▸ **Your objective**
Where a line below holds the string "image", copy that line.

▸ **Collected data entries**
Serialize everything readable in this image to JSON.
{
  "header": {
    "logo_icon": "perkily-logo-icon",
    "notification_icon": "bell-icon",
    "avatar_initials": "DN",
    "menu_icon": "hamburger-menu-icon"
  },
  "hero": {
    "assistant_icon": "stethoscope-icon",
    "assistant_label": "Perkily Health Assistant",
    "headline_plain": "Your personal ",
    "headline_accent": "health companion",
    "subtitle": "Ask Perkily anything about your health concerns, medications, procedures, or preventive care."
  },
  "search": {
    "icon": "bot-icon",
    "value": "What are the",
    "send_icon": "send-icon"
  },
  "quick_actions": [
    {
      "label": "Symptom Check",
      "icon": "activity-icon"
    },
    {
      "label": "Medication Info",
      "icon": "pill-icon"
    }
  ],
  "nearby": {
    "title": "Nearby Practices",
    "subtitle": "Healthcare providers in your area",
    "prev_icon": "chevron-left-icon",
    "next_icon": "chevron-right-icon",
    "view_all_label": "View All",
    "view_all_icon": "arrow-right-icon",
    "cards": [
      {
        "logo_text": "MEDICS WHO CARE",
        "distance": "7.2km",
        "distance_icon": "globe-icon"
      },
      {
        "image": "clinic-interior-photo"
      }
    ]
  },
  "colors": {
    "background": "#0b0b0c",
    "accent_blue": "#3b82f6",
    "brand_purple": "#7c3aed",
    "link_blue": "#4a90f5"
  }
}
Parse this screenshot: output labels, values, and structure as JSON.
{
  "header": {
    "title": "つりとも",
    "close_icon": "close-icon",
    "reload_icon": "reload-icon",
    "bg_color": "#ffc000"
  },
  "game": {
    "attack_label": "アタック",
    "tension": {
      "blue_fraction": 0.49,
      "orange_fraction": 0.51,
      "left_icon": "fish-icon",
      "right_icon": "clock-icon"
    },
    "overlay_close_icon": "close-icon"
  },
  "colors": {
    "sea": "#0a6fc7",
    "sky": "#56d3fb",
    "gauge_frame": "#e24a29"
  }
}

▸ **Solution to the exercise**
Serialize everything readable in this image to JSON.
        "image": "clinic-interior-photo"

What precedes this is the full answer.